Stored records:
╔══
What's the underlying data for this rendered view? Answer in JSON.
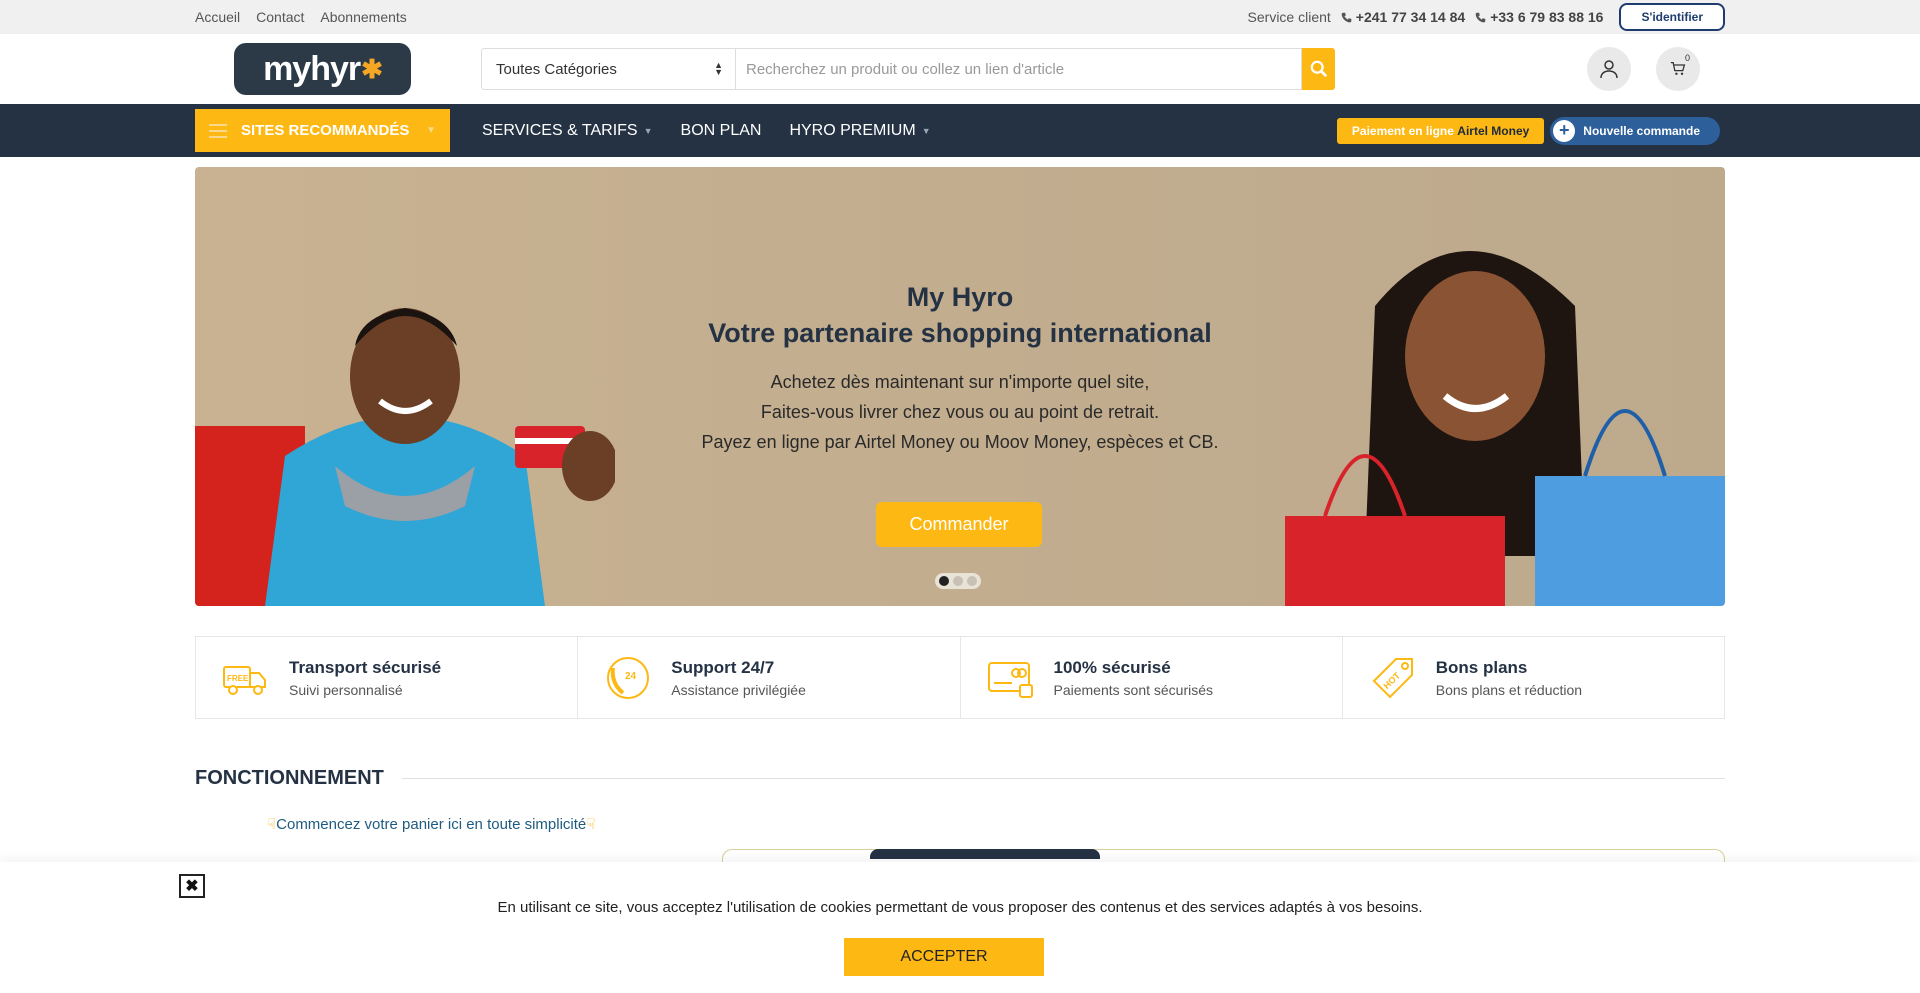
{
  "topbar": {
    "links": [
      "Accueil",
      "Contact",
      "Abonnements"
    ],
    "service_label": "Service client",
    "phone1": "+241 77 34 14 84",
    "phone2": "+33 6 79 83 88 16",
    "login": "S'identifier"
  },
  "header": {
    "logo_text": "myhyr",
    "category_select": "Toutes Catégories",
    "search_placeholder": "Recherchez un produit ou collez un lien d'article",
    "cart_count": "0"
  },
  "nav": {
    "recommended": "SITES RECOMMANDÉS",
    "menu": [
      "SERVICES & TARIFS",
      "BON PLAN",
      "HYRO PREMIUM"
    ],
    "pay_prefix": "Paiement en ligne",
    "pay_brand": "Airtel Money",
    "new_order": "Nouvelle commande"
  },
  "hero": {
    "title_line1": "My Hyro",
    "title_line2": "Votre partenaire shopping international",
    "text_line1": "Achetez dès maintenant sur n'importe quel site,",
    "text_line2": "Faites-vous livrer chez vous ou au point de retrait.",
    "text_line3": "Payez en ligne par Airtel Money ou Moov Money, espèces et CB.",
    "cta": "Commander"
  },
  "features": [
    {
      "title": "Transport sécurisé",
      "subtitle": "Suivi personnalisé",
      "icon": "delivery-truck-icon"
    },
    {
      "title": "Support 24/7",
      "subtitle": "Assistance privilégiée",
      "icon": "support-24-icon"
    },
    {
      "title": "100% sécurisé",
      "subtitle": "Paiements sont sécurisés",
      "icon": "secure-payment-icon"
    },
    {
      "title": "Bons plans",
      "subtitle": "Bons plans et réduction",
      "icon": "hot-tag-icon"
    }
  ],
  "section": {
    "title": "FONCTIONNEMENT",
    "start_text": "Commencez votre panier ici en toute simplicité"
  },
  "cookie": {
    "message": "En utilisant ce site, vous acceptez l'utilisation de cookies permettant de vous proposer des contenus et des services adaptés à vos besoins.",
    "accept": "ACCEPTER",
    "close": "✖"
  },
  "colors": {
    "accent": "#fdb813",
    "nav_bg": "#243244",
    "link_blue": "#1f5b80"
  }
}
╚══
Direction:
Count the lines in which the string "ligne" appears, then report only that figure.

Right answer:
2